__What this task involves__
Type out the data exactly as given. Skip any image.
-------- Input data
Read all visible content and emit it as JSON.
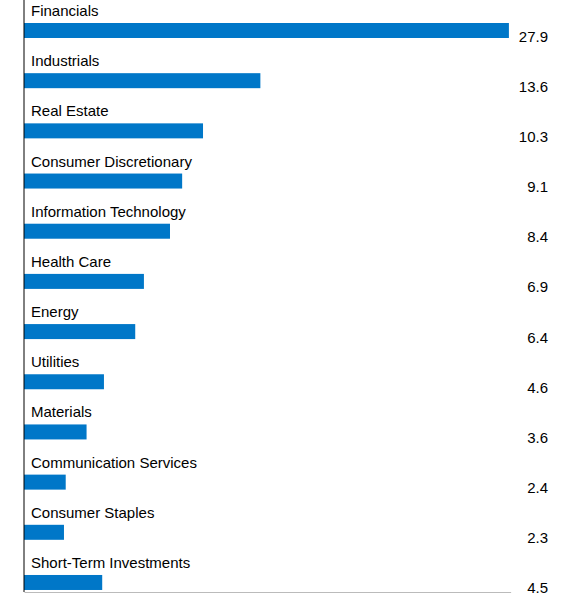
{
  "chart_data": {
    "type": "bar",
    "orientation": "horizontal",
    "categories": [
      "Financials",
      "Industrials",
      "Real Estate",
      "Consumer Discretionary",
      "Information Technology",
      "Health Care",
      "Energy",
      "Utilities",
      "Materials",
      "Communication Services",
      "Consumer Staples",
      "Short-Term Investments"
    ],
    "values": [
      27.9,
      13.6,
      10.3,
      9.1,
      8.4,
      6.9,
      6.4,
      4.6,
      3.6,
      2.4,
      2.3,
      4.5
    ],
    "color": "#0077c8",
    "xlim": [
      0,
      28
    ],
    "tick_labels": false,
    "data_labels": true,
    "grid": false
  }
}
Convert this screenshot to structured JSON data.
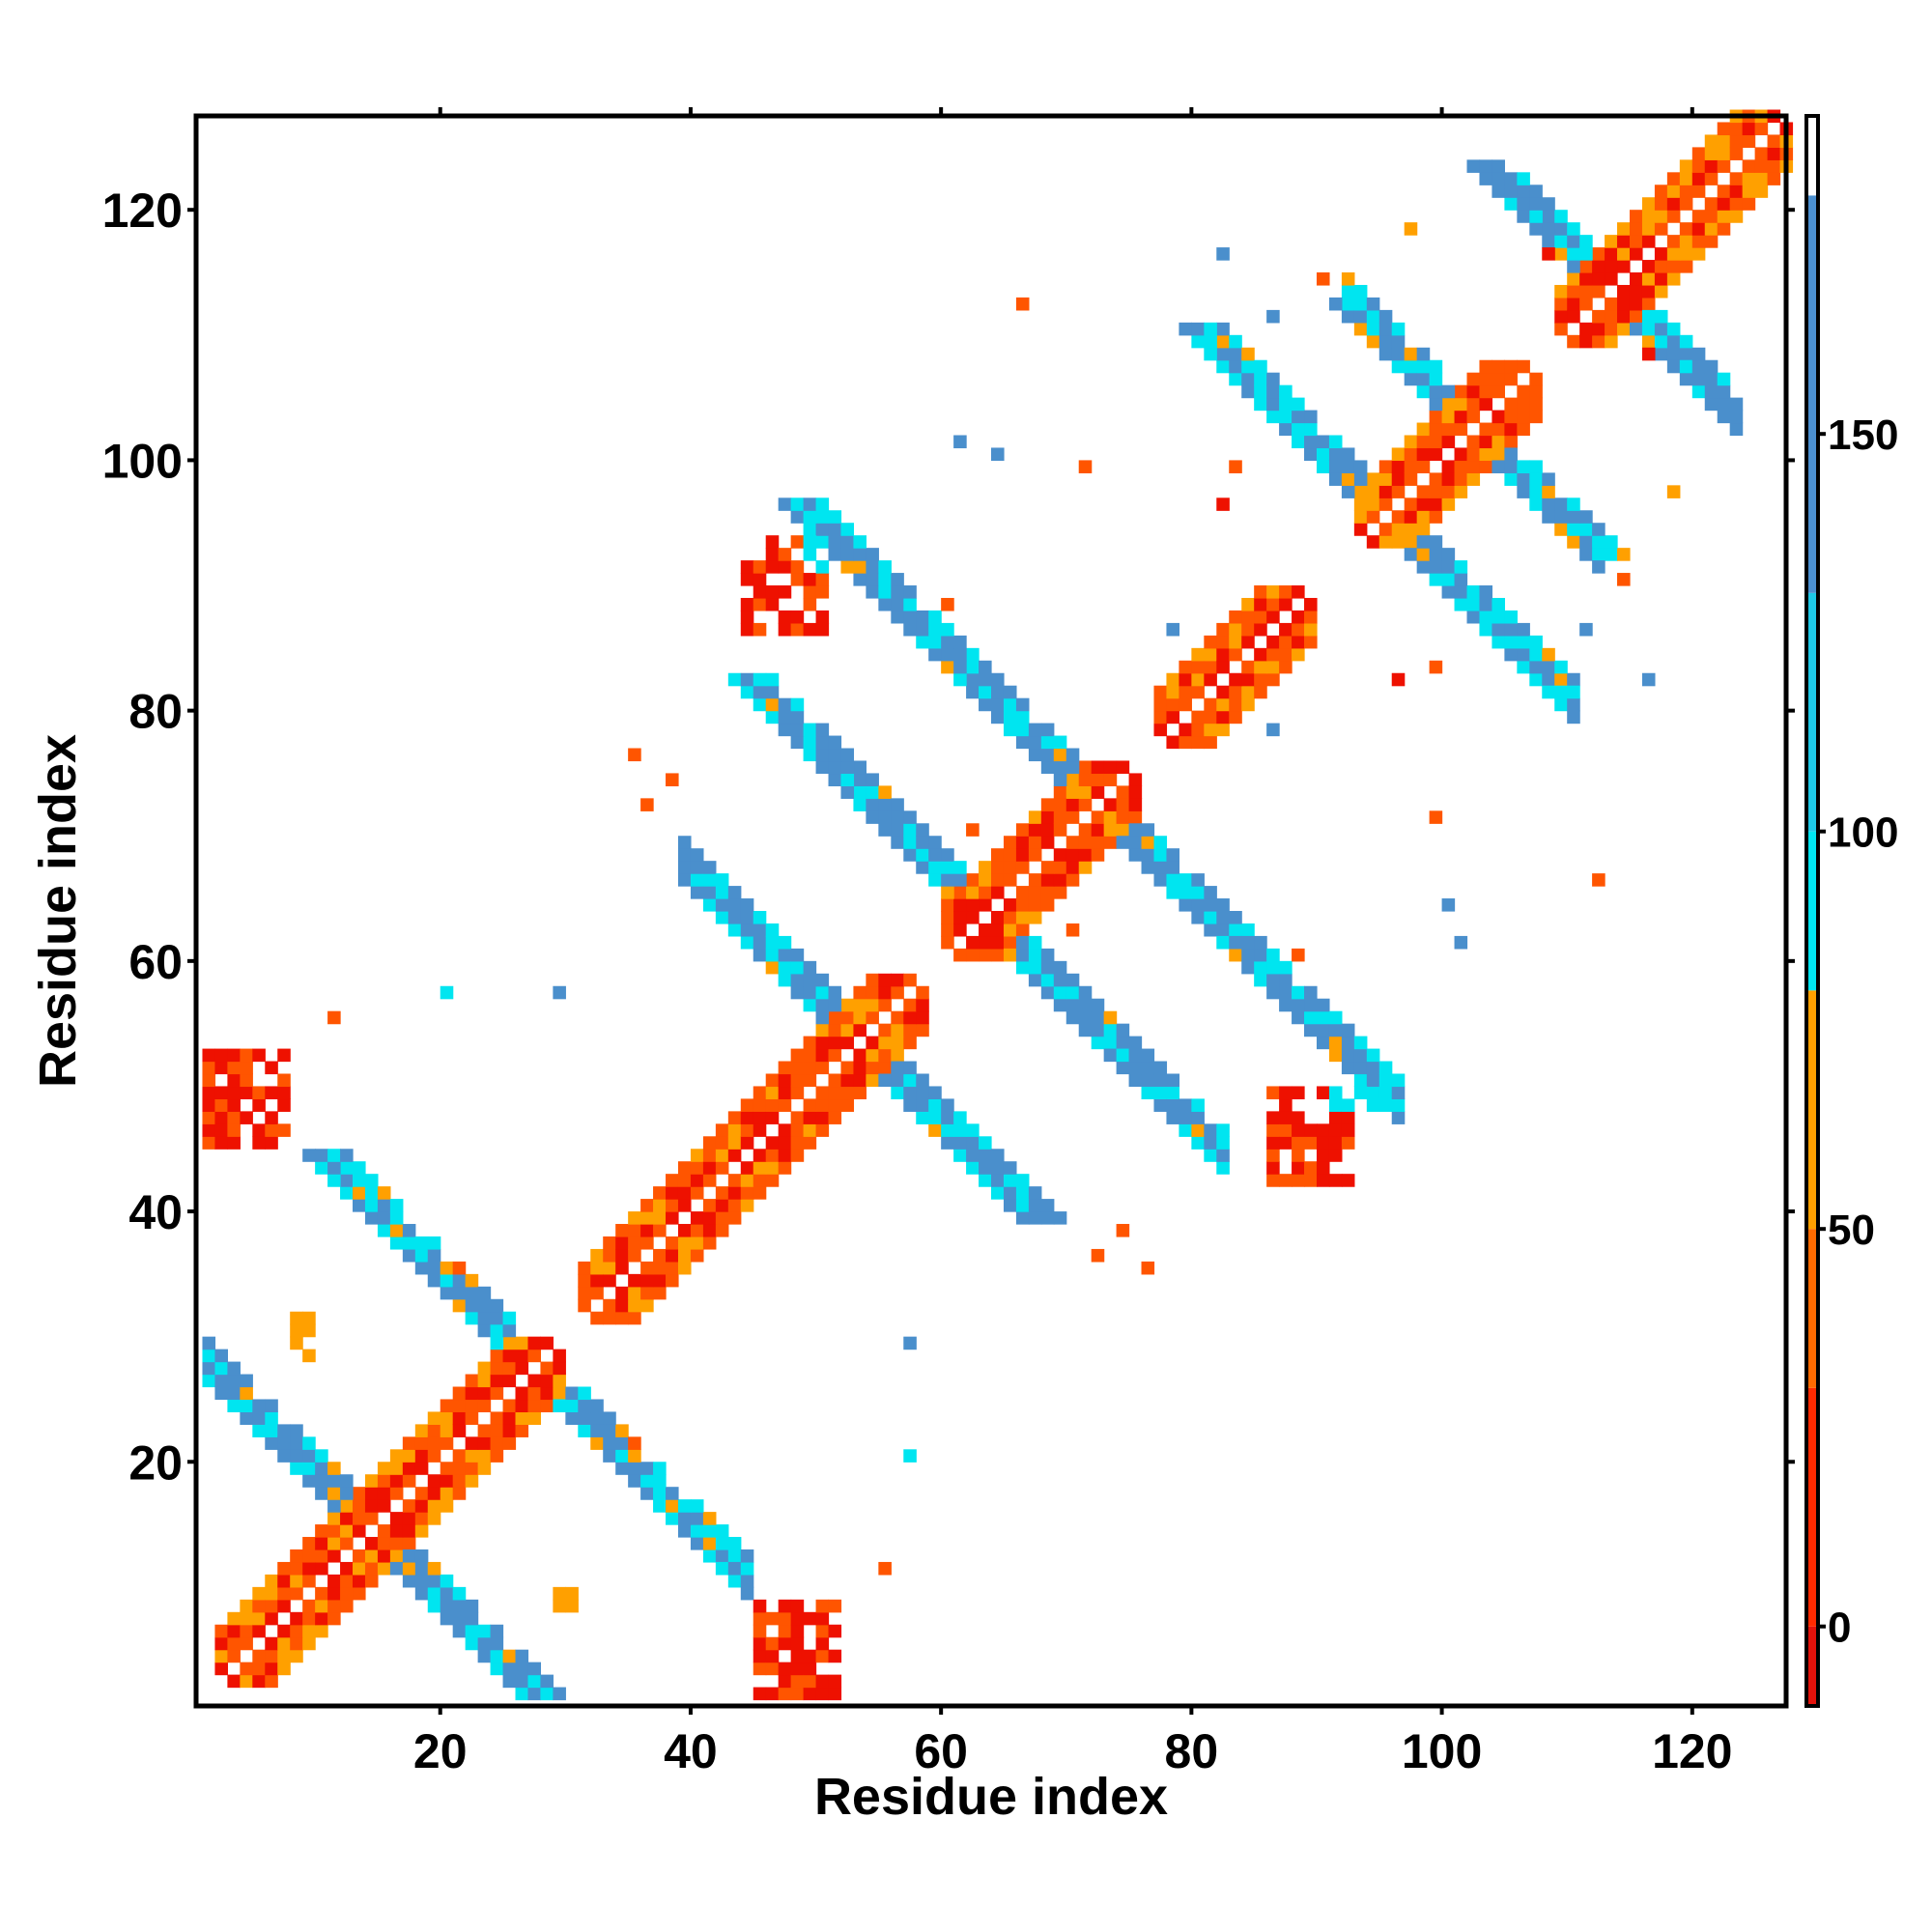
----------------
__Answer to this exercise__
Read all visible content and emit it as JSON.
{
  "chart_data": {
    "type": "bar",
    "orientation": "horizontal",
    "categories": [
      "Financials",
      "Industrials",
      "Real Estate",
      "Consumer Discretionary",
      "Information Technology",
      "Health Care",
      "Energy",
      "Utilities",
      "Materials",
      "Communication Services",
      "Consumer Staples",
      "Short-Term Investments"
    ],
    "values": [
      27.9,
      13.6,
      10.3,
      9.1,
      8.4,
      6.9,
      6.4,
      4.6,
      3.6,
      2.4,
      2.3,
      4.5
    ],
    "color": "#0077c8",
    "xlim": [
      0,
      28
    ],
    "tick_labels": false,
    "data_labels": true,
    "grid": false
  }
}
Convert this screenshot to structured JSON data.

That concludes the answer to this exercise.